● Aim: Check every line below for the word "innerWidth" and copy the ones that have it.

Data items

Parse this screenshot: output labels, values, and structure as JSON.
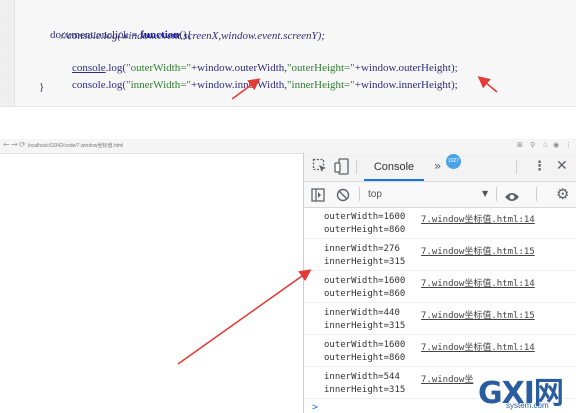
{
  "code": {
    "line1": {
      "obj": "document.",
      "prop": "onclick",
      "eq": " = ",
      "kw": "function",
      "tail": "(){"
    },
    "line2": "//console.log(window.event.screenX,window.event.screenY);",
    "line3": {
      "obj": "console",
      "call": ".log(",
      "s1": "\"outerWidth=\"",
      "p1": "+window.outerWidth,",
      "s2": "\"outerHeight=\"",
      "p2": "+window.outerHeight);"
    },
    "line4": {
      "obj": "console",
      "call": ".log(",
      "s1": "\"innerWidth=\"",
      "p1": "+window.innerWidth,",
      "s2": "\"innerHeight=\"",
      "p2": "+window.innerHeight);"
    },
    "line5": "}"
  },
  "browser": {
    "address": "localhost:63342/code/7.window坐标值.html"
  },
  "devtools": {
    "tab_label": "Console",
    "badge_count": "1027",
    "context": "top",
    "icons": {
      "inspect": "inspect-element-icon",
      "device": "device-toolbar-icon",
      "more_tabs": "more-tabs-icon",
      "menu": "kebab-menu-icon",
      "close": "close-icon",
      "sidebar": "sidebar-toggle-icon",
      "clear": "clear-console-icon",
      "eye": "live-expression-icon",
      "gear": "settings-gear-icon"
    },
    "logs": [
      {
        "l1": "outerWidth=1600",
        "l2": "outerHeight=860",
        "src": "7.window坐标值.html:14"
      },
      {
        "l1": "innerWidth=276",
        "l2": "innerHeight=315",
        "src": "7.window坐标值.html:15"
      },
      {
        "l1": "outerWidth=1600",
        "l2": "outerHeight=860",
        "src": "7.window坐标值.html:14"
      },
      {
        "l1": "innerWidth=440",
        "l2": "innerHeight=315",
        "src": "7.window坐标值.html:15"
      },
      {
        "l1": "outerWidth=1600",
        "l2": "outerHeight=860",
        "src": "7.window坐标值.html:14"
      },
      {
        "l1": "innerWidth=544",
        "l2": "innerHeight=315",
        "src": "7.window坐"
      }
    ],
    "prompt": ">"
  },
  "watermark": {
    "big": "GXI网",
    "small": "system.com"
  },
  "colors": {
    "accent": "#1a73e8",
    "arrow": "#e53935",
    "badge": "#4aa3e8"
  }
}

● Correct output:
      "s1": "\"innerWidth=\"",
      "p1": "+window.innerWidth,",
        "l1": "innerWidth=276",
        "l1": "innerWidth=440",
        "l1": "innerWidth=544",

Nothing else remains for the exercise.